### SHORT EXERCISE:
Restate the data word for word and leave the images out.

### PROVIDED RECORDS:
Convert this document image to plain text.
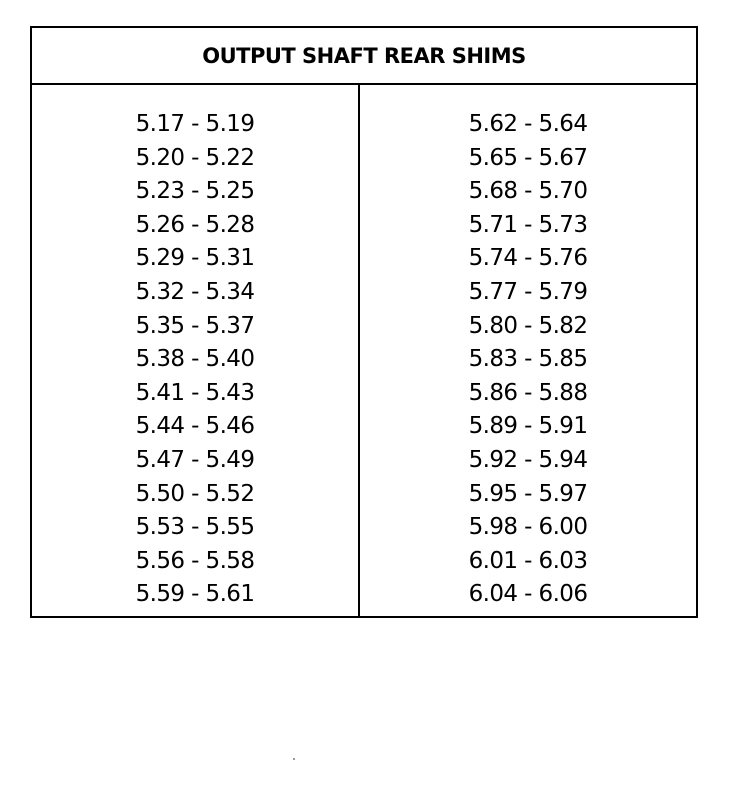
OUTPUT SHAFT REAR SHIMS
5.17 - 5.19
5.20 - 5.22
5.23 - 5.25
5.26 - 5.28
5.29 - 5.31
5.32 - 5.34
5.35 - 5.37
5.38 - 5.40
5.41 - 5.43
5.44 - 5.46
5.47 - 5.49
5.50 - 5.52
5.53 - 5.55
5.56 - 5.58
5.59 - 5.61
5.62 - 5.64
5.65 - 5.67
5.68 - 5.70
5.71 - 5.73
5.74 - 5.76
5.77 - 5.79
5.80 - 5.82
5.83 - 5.85
5.86 - 5.88
5.89 - 5.91
5.92 - 5.94
5.95 - 5.97
5.98 - 6.00
6.01 - 6.03
6.04 - 6.06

### REPLY TO THE TASK:
Convert this document image to plain text.
OUTPUT SHAFT REAR SHIMS
5.17 - 5.19
5.20 - 5.22
5.23 - 5.25
5.26 - 5.28
5.29 - 5.31
5.32 - 5.34
5.35 - 5.37
5.38 - 5.40
5.41 - 5.43
5.44 - 5.46
5.47 - 5.49
5.50 - 5.52
5.53 - 5.55
5.56 - 5.58
5.59 - 5.61
5.62 - 5.64
5.65 - 5.67
5.68 - 5.70
5.71 - 5.73
5.74 - 5.76
5.77 - 5.79
5.80 - 5.82
5.83 - 5.85
5.86 - 5.88
5.89 - 5.91
5.92 - 5.94
5.95 - 5.97
5.98 - 6.00
6.01 - 6.03
6.04 - 6.06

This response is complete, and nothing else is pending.